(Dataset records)

◇ ◇ ◇ ◇ ◇

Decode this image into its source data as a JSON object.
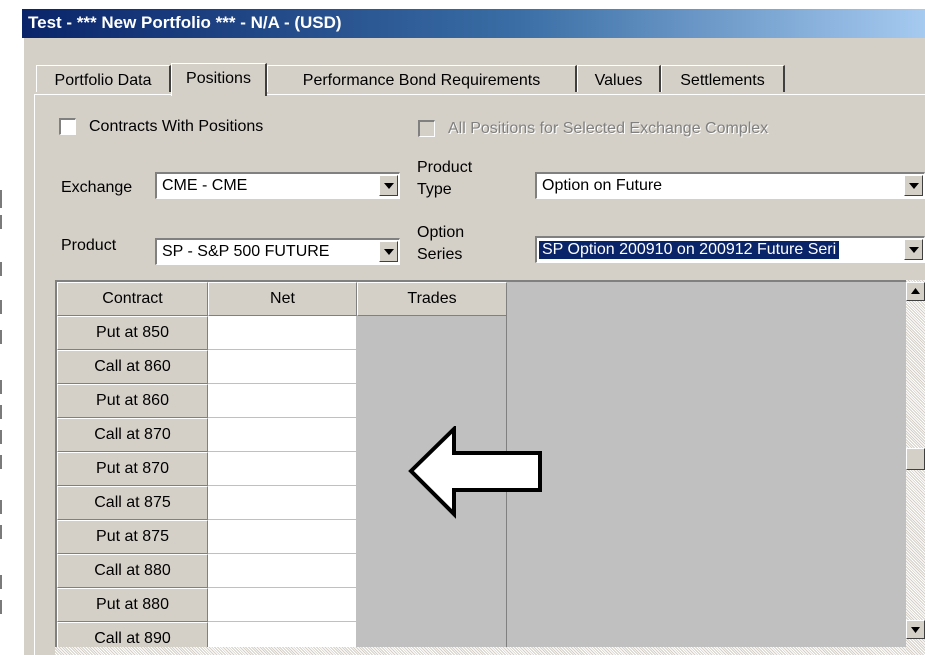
{
  "window": {
    "title": "Test - *** New Portfolio *** - N/A - (USD)"
  },
  "tabs": [
    {
      "label": "Portfolio Data"
    },
    {
      "label": "Positions"
    },
    {
      "label": "Performance Bond Requirements"
    },
    {
      "label": "Values"
    },
    {
      "label": "Settlements"
    }
  ],
  "filters": {
    "contracts_with_positions": {
      "label": "Contracts With Positions",
      "checked": false
    },
    "all_positions": {
      "label": "All Positions for Selected Exchange Complex",
      "checked": false,
      "enabled": false
    },
    "exchange": {
      "label": "Exchange",
      "value": "CME - CME"
    },
    "product_type": {
      "label_line1": "Product",
      "label_line2": "Type",
      "value": "Option on Future"
    },
    "product": {
      "label": "Product",
      "value": "SP -  S&P 500 FUTURE"
    },
    "option_series": {
      "label_line1": "Option",
      "label_line2": "Series",
      "value": "SP Option 200910 on 200912 Future Seri"
    }
  },
  "grid": {
    "columns": [
      "Contract",
      "Net",
      "Trades"
    ],
    "rows": [
      "Put at 850",
      "Call at 860",
      "Put at 860",
      "Call at 870",
      "Put at 870",
      "Call at 875",
      "Put at 875",
      "Call at 880",
      "Put at 880",
      "Call at 890"
    ]
  },
  "colors": {
    "titlebar": "#0a246a",
    "face": "#d4d0c8",
    "selection": "#0a246a"
  },
  "icons": [
    "arrow-left-annotation-icon",
    "scroll-up-icon",
    "scroll-down-icon",
    "dropdown-arrow-icon",
    "checkbox-icon"
  ]
}
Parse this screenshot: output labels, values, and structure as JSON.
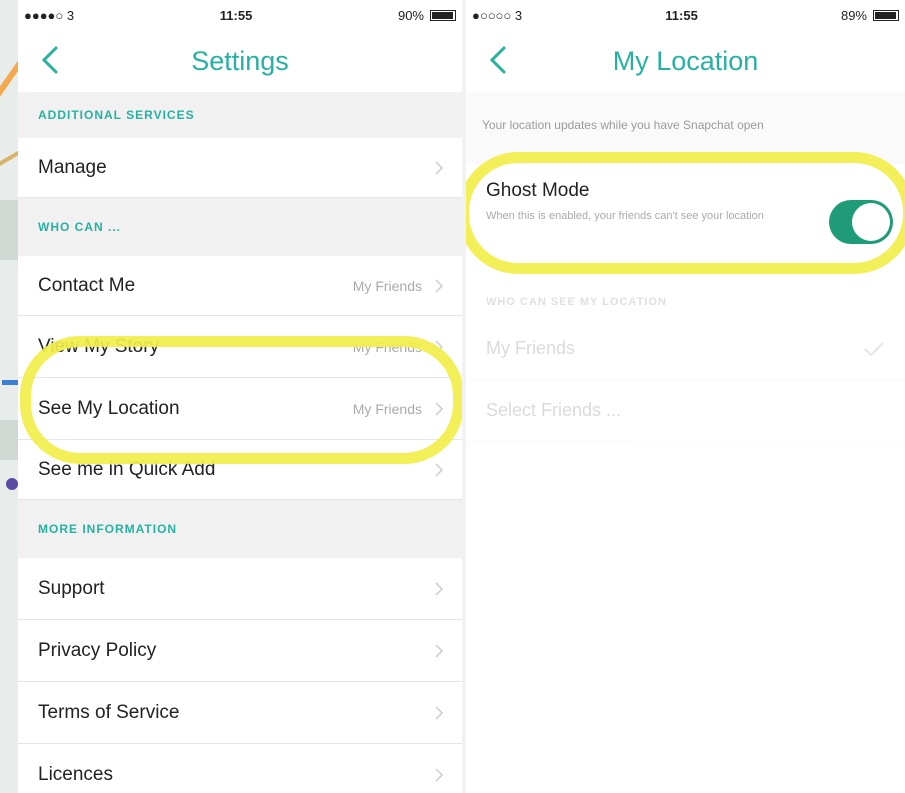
{
  "left_screen": {
    "status": {
      "signal": "●●●●○ 3",
      "time": "11:55",
      "battery": "90%",
      "battery_level": 0.9
    },
    "title": "Settings",
    "sections": [
      {
        "header": "ADDITIONAL SERVICES",
        "rows": [
          {
            "label": "Manage",
            "value": ""
          }
        ]
      },
      {
        "header": "WHO CAN ...",
        "rows": [
          {
            "label": "Contact Me",
            "value": "My Friends"
          },
          {
            "label": "View My Story",
            "value": "My Friends"
          },
          {
            "label": "See My Location",
            "value": "My Friends"
          },
          {
            "label": "See me in Quick Add",
            "value": ""
          }
        ]
      },
      {
        "header": "MORE INFORMATION",
        "rows": [
          {
            "label": "Support",
            "value": ""
          },
          {
            "label": "Privacy Policy",
            "value": ""
          },
          {
            "label": "Terms of Service",
            "value": ""
          },
          {
            "label": "Licences",
            "value": ""
          }
        ]
      }
    ]
  },
  "right_screen": {
    "status": {
      "signal": "●○○○○ 3",
      "time": "11:55",
      "battery": "89%",
      "battery_level": 0.89
    },
    "title": "My Location",
    "info": "Your location updates while you have Snapchat open",
    "ghost_mode": {
      "label": "Ghost Mode",
      "description": "When this is enabled, your friends can't see your location",
      "enabled": true
    },
    "who_can_header": "WHO CAN SEE MY LOCATION",
    "options": [
      {
        "label": "My Friends",
        "selected": true
      },
      {
        "label": "Select Friends ...",
        "selected": false
      }
    ]
  },
  "colors": {
    "accent": "#27b1a2",
    "toggle": "#1f9b77",
    "highlight": "#f2ee4a"
  },
  "icons": {
    "back": "chevron-left-icon",
    "row": "chevron-right-icon",
    "selected": "checkmark-icon"
  }
}
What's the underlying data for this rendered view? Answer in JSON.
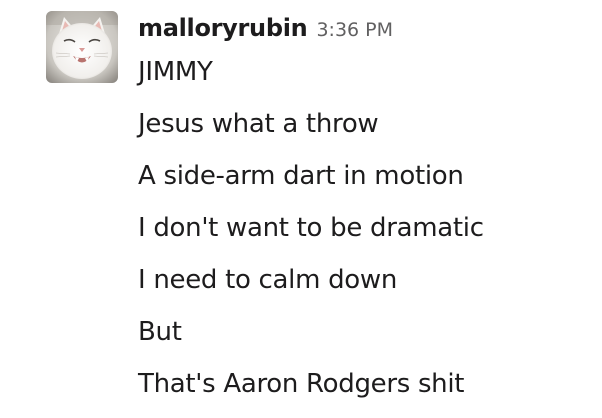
{
  "message": {
    "author": "malloryrubin",
    "timestamp": "3:36 PM",
    "avatar_icon": "cat-avatar",
    "lines": [
      "JIMMY",
      "Jesus what a throw",
      "A side-arm dart in motion",
      "I don't want to be dramatic",
      "I need to calm down",
      "But",
      "That's Aaron Rodgers shit"
    ]
  }
}
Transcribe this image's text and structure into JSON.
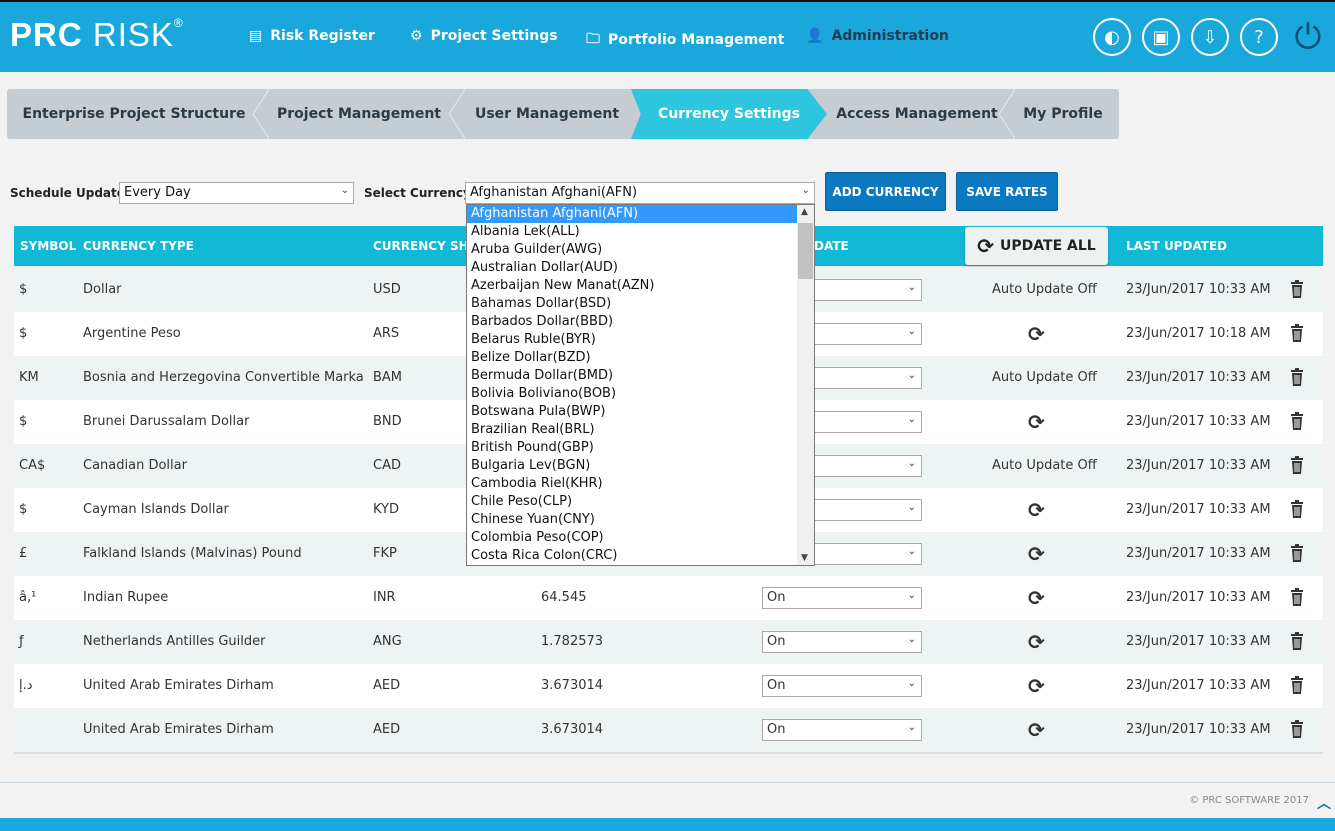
{
  "app": {
    "logo": "PRC RISK",
    "registered": "®"
  },
  "nav": [
    {
      "label": "Risk Register",
      "icon": "list-icon"
    },
    {
      "label": "Project Settings",
      "icon": "settings-icon"
    },
    {
      "label": "Portfolio Management",
      "icon": "folder-icon"
    },
    {
      "label": "Administration",
      "icon": "user-icon"
    }
  ],
  "header_icons": [
    "toggle-icon",
    "calendar-download-icon",
    "inbox-download-icon",
    "help-icon",
    "power-icon"
  ],
  "tabs": [
    {
      "label": "Enterprise Project Structure"
    },
    {
      "label": "Project Management"
    },
    {
      "label": "User Management"
    },
    {
      "label": "Currency Settings",
      "active": true
    },
    {
      "label": "Access Management"
    },
    {
      "label": "My Profile"
    }
  ],
  "controls": {
    "schedule_label": "Schedule Update :",
    "schedule_value": "Every Day",
    "currency_label": "Select Currency :",
    "currency_value": "Afghanistan Afghani(AFN)",
    "add_currency": "ADD CURRENCY",
    "save_rates": "SAVE RATES"
  },
  "dropdown_options": [
    "Afghanistan Afghani(AFN)",
    "Albania Lek(ALL)",
    "Aruba Guilder(AWG)",
    "Australian Dollar(AUD)",
    "Azerbaijan New Manat(AZN)",
    "Bahamas Dollar(BSD)",
    "Barbados Dollar(BBD)",
    "Belarus Ruble(BYR)",
    "Belize Dollar(BZD)",
    "Bermuda Dollar(BMD)",
    "Bolivia Boliviano(BOB)",
    "Botswana Pula(BWP)",
    "Brazilian Real(BRL)",
    "British Pound(GBP)",
    "Bulgaria Lev(BGN)",
    "Cambodia Riel(KHR)",
    "Chile Peso(CLP)",
    "Chinese Yuan(CNY)",
    "Colombia Peso(COP)",
    "Costa Rica Colon(CRC)"
  ],
  "table": {
    "headers": {
      "symbol": "SYMBOL",
      "type": "CURRENCY TYPE",
      "short": "CURRENCY SHO",
      "auto": "DATE",
      "update_all": "UPDATE ALL",
      "last": "LAST UPDATED"
    },
    "rows": [
      {
        "symbol": "$",
        "type": "Dollar",
        "short": "USD",
        "rate": "",
        "auto": "",
        "status": "Auto Update Off",
        "last": "23/Jun/2017 10:33 AM"
      },
      {
        "symbol": "$",
        "type": "Argentine Peso",
        "short": "ARS",
        "rate": "",
        "auto": "",
        "status": "refresh",
        "last": "23/Jun/2017 10:18 AM"
      },
      {
        "symbol": "KM",
        "type": "Bosnia and Herzegovina Convertible Marka",
        "short": "BAM",
        "rate": "",
        "auto": "",
        "status": "Auto Update Off",
        "last": "23/Jun/2017 10:33 AM"
      },
      {
        "symbol": "$",
        "type": "Brunei Darussalam Dollar",
        "short": "BND",
        "rate": "",
        "auto": "",
        "status": "refresh",
        "last": "23/Jun/2017 10:33 AM"
      },
      {
        "symbol": "CA$",
        "type": "Canadian Dollar",
        "short": "CAD",
        "rate": "",
        "auto": "",
        "status": "Auto Update Off",
        "last": "23/Jun/2017 10:33 AM"
      },
      {
        "symbol": "$",
        "type": "Cayman Islands Dollar",
        "short": "KYD",
        "rate": "",
        "auto": "",
        "status": "refresh",
        "last": "23/Jun/2017 10:33 AM"
      },
      {
        "symbol": "£",
        "type": "Falkland Islands (Malvinas) Pound",
        "short": "FKP",
        "rate": "",
        "auto": "",
        "status": "refresh",
        "last": "23/Jun/2017 10:33 AM"
      },
      {
        "symbol": "â‚¹",
        "type": "Indian Rupee",
        "short": "INR",
        "rate": "64.545",
        "auto": "On",
        "status": "refresh",
        "last": "23/Jun/2017 10:33 AM"
      },
      {
        "symbol": "ƒ",
        "type": "Netherlands Antilles Guilder",
        "short": "ANG",
        "rate": "1.782573",
        "auto": "On",
        "status": "refresh",
        "last": "23/Jun/2017 10:33 AM"
      },
      {
        "symbol": "د.إ",
        "type": "United Arab Emirates Dirham",
        "short": "AED",
        "rate": "3.673014",
        "auto": "On",
        "status": "refresh",
        "last": "23/Jun/2017 10:33 AM"
      },
      {
        "symbol": "",
        "type": "United Arab Emirates Dirham",
        "short": "AED",
        "rate": "3.673014",
        "auto": "On",
        "status": "refresh",
        "last": "23/Jun/2017 10:33 AM"
      }
    ]
  },
  "footer": {
    "copyright": "© PRC SOFTWARE 2017"
  },
  "colors": {
    "header": "#1aa7db",
    "active_tab": "#2ec5de",
    "table_header": "#12b9d6",
    "button": "#0c78c0"
  }
}
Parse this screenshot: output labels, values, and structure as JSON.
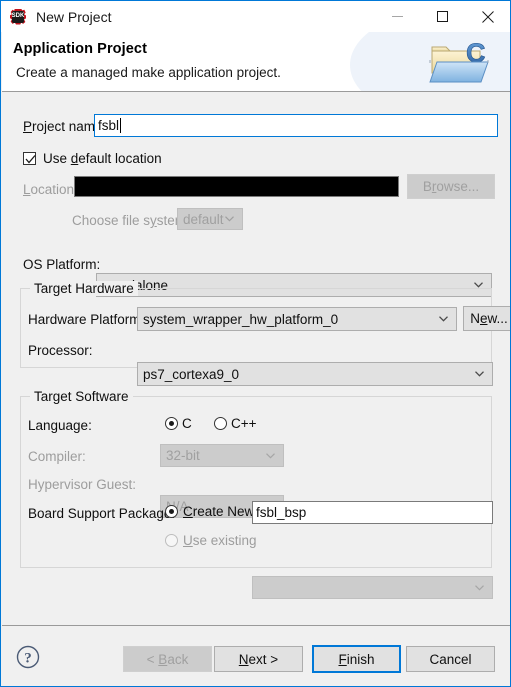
{
  "window": {
    "title": "New Project",
    "icon": "sdk-logo-icon",
    "minimize_label": "—",
    "maximize_label": "□",
    "close_label": "✕"
  },
  "header": {
    "title": "Application Project",
    "subtitle": "Create a managed make application project.",
    "graphic": "folder-c-icon"
  },
  "form": {
    "project_name": {
      "label": "Project name:",
      "mnemonic": "P",
      "value": "fsbl"
    },
    "use_default_location": {
      "label": "Use default location",
      "mnemonic": "d",
      "checked": true
    },
    "location": {
      "label": "Location:",
      "mnemonic": "L",
      "value": "",
      "redacted": true,
      "enabled": false
    },
    "browse_button": {
      "label": "Browse...",
      "mnemonic": "r",
      "enabled": false
    },
    "choose_file_system": {
      "label": "Choose file system:",
      "mnemonic": "y",
      "value": "default",
      "enabled": false
    },
    "os_platform": {
      "label": "OS Platform:",
      "value": "standalone",
      "enabled": true
    }
  },
  "target_hardware": {
    "group_title": "Target Hardware",
    "hardware_platform": {
      "label": "Hardware Platform:",
      "value": "system_wrapper_hw_platform_0"
    },
    "new_button": {
      "label": "New...",
      "mnemonic": "e"
    },
    "processor": {
      "label": "Processor:",
      "value": "ps7_cortexa9_0"
    }
  },
  "target_software": {
    "group_title": "Target Software",
    "language": {
      "label": "Language:",
      "options": [
        {
          "label": "C",
          "selected": true
        },
        {
          "label": "C++",
          "selected": false
        }
      ]
    },
    "compiler": {
      "label": "Compiler:",
      "value": "32-bit",
      "enabled": false
    },
    "hypervisor_guest": {
      "label": "Hypervisor Guest:",
      "value": "N/A",
      "enabled": false
    },
    "board_support_package": {
      "label": "Board Support Package:",
      "create_new": {
        "label": "Create New",
        "mnemonic": "C",
        "selected": true,
        "value": "fsbl_bsp"
      },
      "use_existing": {
        "label": "Use existing",
        "mnemonic": "U",
        "selected": false,
        "value": "",
        "enabled": false
      }
    }
  },
  "footer": {
    "help_icon": "help-question-icon",
    "back_button": {
      "label": "< Back",
      "mnemonic": "B",
      "enabled": false
    },
    "next_button": {
      "label": "Next >",
      "mnemonic": "N",
      "enabled": true
    },
    "finish_button": {
      "label": "Finish",
      "mnemonic": "F",
      "enabled": true,
      "default": true
    },
    "cancel_button": {
      "label": "Cancel",
      "enabled": true
    }
  },
  "colors": {
    "accent": "#0078d7",
    "window_bg": "#f0f0f0",
    "header_bg": "#ffffff",
    "control_bg": "#e1e1e1",
    "disabled_text": "#a0a0a0"
  }
}
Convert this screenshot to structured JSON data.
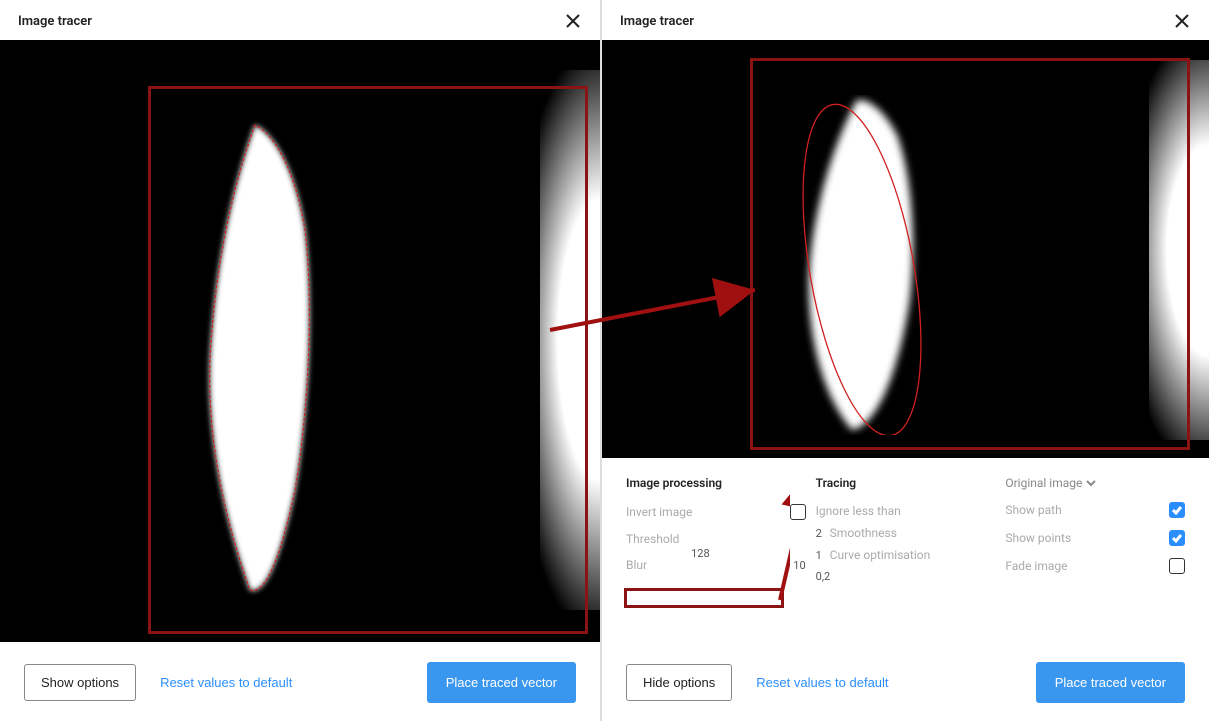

◇ ◇ ◇ ◇ ◇

- **EXERCISE TASK**
Return each line in the records that holds the string "chevron".

- **OUTPUT OF THE EXERCISE**
    "back": "chevron-left-icon",
    "row": "chevron-right-icon",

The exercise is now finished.